Saved data entries:

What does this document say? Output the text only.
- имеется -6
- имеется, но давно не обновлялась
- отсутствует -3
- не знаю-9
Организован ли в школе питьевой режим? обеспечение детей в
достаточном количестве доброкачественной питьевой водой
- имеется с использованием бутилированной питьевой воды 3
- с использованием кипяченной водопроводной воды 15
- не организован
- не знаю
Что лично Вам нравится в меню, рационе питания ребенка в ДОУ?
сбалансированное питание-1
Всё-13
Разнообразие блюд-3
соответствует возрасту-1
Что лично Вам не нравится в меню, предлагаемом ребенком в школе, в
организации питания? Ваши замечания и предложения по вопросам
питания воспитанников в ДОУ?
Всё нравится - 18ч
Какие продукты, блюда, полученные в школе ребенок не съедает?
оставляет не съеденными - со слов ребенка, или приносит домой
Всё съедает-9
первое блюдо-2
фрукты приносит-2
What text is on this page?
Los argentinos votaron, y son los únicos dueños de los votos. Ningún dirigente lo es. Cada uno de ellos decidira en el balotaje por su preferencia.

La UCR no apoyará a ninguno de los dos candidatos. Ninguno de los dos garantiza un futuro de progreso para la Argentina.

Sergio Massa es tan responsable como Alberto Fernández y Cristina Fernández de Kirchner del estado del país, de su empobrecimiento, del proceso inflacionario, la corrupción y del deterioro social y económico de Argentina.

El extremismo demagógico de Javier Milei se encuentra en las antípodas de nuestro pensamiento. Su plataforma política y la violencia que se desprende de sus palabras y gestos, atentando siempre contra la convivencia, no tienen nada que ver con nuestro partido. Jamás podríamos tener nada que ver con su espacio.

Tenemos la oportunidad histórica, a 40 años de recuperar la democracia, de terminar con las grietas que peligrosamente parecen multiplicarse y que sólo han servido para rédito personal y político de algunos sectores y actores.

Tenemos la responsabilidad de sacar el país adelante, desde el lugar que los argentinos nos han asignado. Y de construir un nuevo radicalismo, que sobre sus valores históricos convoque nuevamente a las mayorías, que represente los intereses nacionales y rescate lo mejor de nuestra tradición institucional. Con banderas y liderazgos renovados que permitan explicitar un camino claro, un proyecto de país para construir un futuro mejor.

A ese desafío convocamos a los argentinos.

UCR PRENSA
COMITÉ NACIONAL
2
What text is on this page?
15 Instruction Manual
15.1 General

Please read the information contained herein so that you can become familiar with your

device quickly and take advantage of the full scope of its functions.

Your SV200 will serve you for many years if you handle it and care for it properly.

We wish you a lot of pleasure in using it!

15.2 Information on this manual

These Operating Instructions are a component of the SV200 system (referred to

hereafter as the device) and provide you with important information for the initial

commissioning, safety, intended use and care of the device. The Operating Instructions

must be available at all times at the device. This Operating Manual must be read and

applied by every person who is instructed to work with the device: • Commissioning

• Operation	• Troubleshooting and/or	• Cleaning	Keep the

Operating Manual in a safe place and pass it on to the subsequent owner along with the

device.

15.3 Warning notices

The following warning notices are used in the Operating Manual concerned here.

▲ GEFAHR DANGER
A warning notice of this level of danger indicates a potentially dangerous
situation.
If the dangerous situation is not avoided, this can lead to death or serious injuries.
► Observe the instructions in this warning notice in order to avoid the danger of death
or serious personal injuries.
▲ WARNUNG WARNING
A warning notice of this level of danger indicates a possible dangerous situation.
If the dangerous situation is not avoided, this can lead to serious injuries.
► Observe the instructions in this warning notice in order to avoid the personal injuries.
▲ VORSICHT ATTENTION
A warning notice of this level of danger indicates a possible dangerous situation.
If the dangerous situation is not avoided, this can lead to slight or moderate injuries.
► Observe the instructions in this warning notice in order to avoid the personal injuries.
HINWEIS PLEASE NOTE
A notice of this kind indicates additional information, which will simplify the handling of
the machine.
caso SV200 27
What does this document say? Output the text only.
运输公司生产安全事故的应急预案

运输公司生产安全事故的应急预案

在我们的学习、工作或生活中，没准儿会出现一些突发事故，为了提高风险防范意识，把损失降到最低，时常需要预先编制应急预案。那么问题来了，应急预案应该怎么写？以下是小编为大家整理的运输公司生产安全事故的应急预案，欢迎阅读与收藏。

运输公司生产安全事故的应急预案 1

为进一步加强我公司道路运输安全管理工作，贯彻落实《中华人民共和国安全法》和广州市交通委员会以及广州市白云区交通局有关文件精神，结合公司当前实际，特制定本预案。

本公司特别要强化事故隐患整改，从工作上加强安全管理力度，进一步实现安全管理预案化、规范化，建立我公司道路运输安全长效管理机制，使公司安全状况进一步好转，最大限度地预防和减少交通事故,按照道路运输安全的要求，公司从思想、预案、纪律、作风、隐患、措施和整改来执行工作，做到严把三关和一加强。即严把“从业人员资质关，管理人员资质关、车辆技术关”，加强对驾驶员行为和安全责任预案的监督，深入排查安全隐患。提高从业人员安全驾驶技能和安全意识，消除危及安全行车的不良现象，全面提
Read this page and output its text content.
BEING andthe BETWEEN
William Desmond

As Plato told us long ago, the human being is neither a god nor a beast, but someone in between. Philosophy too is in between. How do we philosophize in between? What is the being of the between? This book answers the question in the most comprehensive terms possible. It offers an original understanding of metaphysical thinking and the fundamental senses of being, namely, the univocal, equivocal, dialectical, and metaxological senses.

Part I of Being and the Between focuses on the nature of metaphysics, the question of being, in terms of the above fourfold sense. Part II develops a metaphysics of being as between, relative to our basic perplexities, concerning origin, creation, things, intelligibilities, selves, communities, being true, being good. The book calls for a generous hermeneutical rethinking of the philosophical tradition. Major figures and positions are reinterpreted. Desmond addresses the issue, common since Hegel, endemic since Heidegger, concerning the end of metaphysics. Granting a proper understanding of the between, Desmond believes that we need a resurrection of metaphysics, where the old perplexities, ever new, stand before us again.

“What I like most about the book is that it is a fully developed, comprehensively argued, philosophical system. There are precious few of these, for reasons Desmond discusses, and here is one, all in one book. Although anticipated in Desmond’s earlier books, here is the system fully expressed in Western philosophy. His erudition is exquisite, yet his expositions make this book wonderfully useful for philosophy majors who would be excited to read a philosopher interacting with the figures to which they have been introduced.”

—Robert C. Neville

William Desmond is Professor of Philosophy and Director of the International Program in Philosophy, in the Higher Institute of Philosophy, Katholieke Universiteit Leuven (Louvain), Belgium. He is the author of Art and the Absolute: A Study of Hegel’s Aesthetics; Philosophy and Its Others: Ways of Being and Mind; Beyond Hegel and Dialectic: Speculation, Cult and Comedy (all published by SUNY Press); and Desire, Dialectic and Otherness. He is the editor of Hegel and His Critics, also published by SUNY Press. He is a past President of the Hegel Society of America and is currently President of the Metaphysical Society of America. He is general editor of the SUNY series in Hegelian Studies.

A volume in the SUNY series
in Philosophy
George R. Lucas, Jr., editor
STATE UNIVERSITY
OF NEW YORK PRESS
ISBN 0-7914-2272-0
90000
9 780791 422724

Requirement: Go through the data and return every record exactly.

Result for this task:
What does this document say? Output the text only.
- имеется -6
- имеется, но давно не обновлялась
- отсутствует -3
- не знаю-9
Организован ли в школе питьевой режим? обеспечение детей в
достаточном количестве доброкачественной питьевой водой
- имеется с использованием бутилированной питьевой воды 3
- с использованием кипяченной водопроводной воды 15
- не организован
- не знаю
Что лично Вам нравится в меню, рационе питания ребенка в ДОУ?
сбалансированное питание-1
Всё-13
Разнообразие блюд-3
соответствует возрасту-1
Что лично Вам не нравится в меню, предлагаемом ребенком в школе, в
организации питания? Ваши замечания и предложения по вопросам
питания воспитанников в ДОУ?
Всё нравится - 18ч
Какие продукты, блюда, полученные в школе ребенок не съедает?
оставляет не съеденными - со слов ребенка, или приносит домой
Всё съедает-9
первое блюдо-2
фрукты приносит-2
What text is on this page?
Los argentinos votaron, y son los únicos dueños de los votos. Ningún dirigente lo es. Cada uno de ellos decidira en el balotaje por su preferencia.

La UCR no apoyará a ninguno de los dos candidatos. Ninguno de los dos garantiza un futuro de progreso para la Argentina.

Sergio Massa es tan responsable como Alberto Fernández y Cristina Fernández de Kirchner del estado del país, de su empobrecimiento, del proceso inflacionario, la corrupción y del deterioro social y económico de Argentina.

El extremismo demagógico de Javier Milei se encuentra en las antípodas de nuestro pensamiento. Su plataforma política y la violencia que se desprende de sus palabras y gestos, atentando siempre contra la convivencia, no tienen nada que ver con nuestro partido. Jamás podríamos tener nada que ver con su espacio.

Tenemos la oportunidad histórica, a 40 años de recuperar la democracia, de terminar con las grietas que peligrosamente parecen multiplicarse y que sólo han servido para rédito personal y político de algunos sectores y actores.

Tenemos la responsabilidad de sacar el país adelante, desde el lugar que los argentinos nos han asignado. Y de construir un nuevo radicalismo, que sobre sus valores históricos convoque nuevamente a las mayorías, que represente los intereses nacionales y rescate lo mejor de nuestra tradición institucional. Con banderas y liderazgos renovados que permitan explicitar un camino claro, un proyecto de país para construir un futuro mejor.

A ese desafío convocamos a los argentinos.

UCR PRENSA
COMITÉ NACIONAL
2
What text is on this page?
15 Instruction Manual
15.1 General

Please read the information contained herein so that you can become familiar with your

device quickly and take advantage of the full scope of its functions.

Your SV200 will serve you for many years if you handle it and care for it properly.

We wish you a lot of pleasure in using it!

15.2 Information on this manual

These Operating Instructions are a component of the SV200 system (referred to

hereafter as the device) and provide you with important information for the initial

commissioning, safety, intended use and care of the device. The Operating Instructions

must be available at all times at the device. This Operating Manual must be read and

applied by every person who is instructed to work with the device: • Commissioning

• Operation	• Troubleshooting and/or	• Cleaning	Keep the

Operating Manual in a safe place and pass it on to the subsequent owner along with the

device.

15.3 Warning notices

The following warning notices are used in the Operating Manual concerned here.

▲ GEFAHR DANGER
A warning notice of this level of danger indicates a potentially dangerous
situation.
If the dangerous situation is not avoided, this can lead to death or serious injuries.
► Observe the instructions in this warning notice in order to avoid the danger of death
or serious personal injuries.
▲ WARNUNG WARNING
A warning notice of this level of danger indicates a possible dangerous situation.
If the dangerous situation is not avoided, this can lead to serious injuries.
► Observe the instructions in this warning notice in order to avoid the personal injuries.
▲ VORSICHT ATTENTION
A warning notice of this level of danger indicates a possible dangerous situation.
If the dangerous situation is not avoided, this can lead to slight or moderate injuries.
► Observe the instructions in this warning notice in order to avoid the personal injuries.
HINWEIS PLEASE NOTE
A notice of this kind indicates additional information, which will simplify the handling of
the machine.
caso SV200 27
What does this document say? Output the text only.
运输公司生产安全事故的应急预案

运输公司生产安全事故的应急预案

在我们的学习、工作或生活中，没准儿会出现一些突发事故，为了提高风险防范意识，把损失降到最低，时常需要预先编制应急预案。那么问题来了，应急预案应该怎么写？以下是小编为大家整理的运输公司生产安全事故的应急预案，欢迎阅读与收藏。

运输公司生产安全事故的应急预案 1

为进一步加强我公司道路运输安全管理工作，贯彻落实《中华人民共和国安全法》和广州市交通委员会以及广州市白云区交通局有关文件精神，结合公司当前实际，特制定本预案。

本公司特别要强化事故隐患整改，从工作上加强安全管理力度，进一步实现安全管理预案化、规范化，建立我公司道路运输安全长效管理机制，使公司安全状况进一步好转，最大限度地预防和减少交通事故,按照道路运输安全的要求，公司从思想、预案、纪律、作风、隐患、措施和整改来执行工作，做到严把三关和一加强。即严把“从业人员资质关，管理人员资质关、车辆技术关”，加强对驾驶员行为和安全责任预案的监督，深入排查安全隐患。提高从业人员安全驾驶技能和安全意识，消除危及安全行车的不良现象，全面提
Read this page and output its text content.
BEING andthe BETWEEN
William Desmond

As Plato told us long ago, the human being is neither a god nor a beast, but someone in between. Philosophy too is in between. How do we philosophize in between? What is the being of the between? This book answers the question in the most comprehensive terms possible. It offers an original understanding of metaphysical thinking and the fundamental senses of being, namely, the univocal, equivocal, dialectical, and metaxological senses.

Part I of Being and the Between focuses on the nature of metaphysics, the question of being, in terms of the above fourfold sense. Part II develops a metaphysics of being as between, relative to our basic perplexities, concerning origin, creation, things, intelligibilities, selves, communities, being true, being good. The book calls for a generous hermeneutical rethinking of the philosophical tradition. Major figures and positions are reinterpreted. Desmond addresses the issue, common since Hegel, endemic since Heidegger, concerning the end of metaphysics. Granting a proper understanding of the between, Desmond believes that we need a resurrection of metaphysics, where the old perplexities, ever new, stand before us again.

“What I like most about the book is that it is a fully developed, comprehensively argued, philosophical system. There are precious few of these, for reasons Desmond discusses, and here is one, all in one book. Although anticipated in Desmond’s earlier books, here is the system fully expressed in Western philosophy. His erudition is exquisite, yet his expositions make this book wonderfully useful for philosophy majors who would be excited to read a philosopher interacting with the figures to which they have been introduced.”

—Robert C. Neville

William Desmond is Professor of Philosophy and Director of the International Program in Philosophy, in the Higher Institute of Philosophy, Katholieke Universiteit Leuven (Louvain), Belgium. He is the author of Art and the Absolute: A Study of Hegel’s Aesthetics; Philosophy and Its Others: Ways of Being and Mind; Beyond Hegel and Dialectic: Speculation, Cult and Comedy (all published by SUNY Press); and Desire, Dialectic and Otherness. He is the editor of Hegel and His Critics, also published by SUNY Press. He is a past President of the Hegel Society of America and is currently President of the Metaphysical Society of America. He is general editor of the SUNY series in Hegelian Studies.

A volume in the SUNY series
in Philosophy
George R. Lucas, Jr., editor
STATE UNIVERSITY
OF NEW YORK PRESS
ISBN 0-7914-2272-0
90000
9 780791 422724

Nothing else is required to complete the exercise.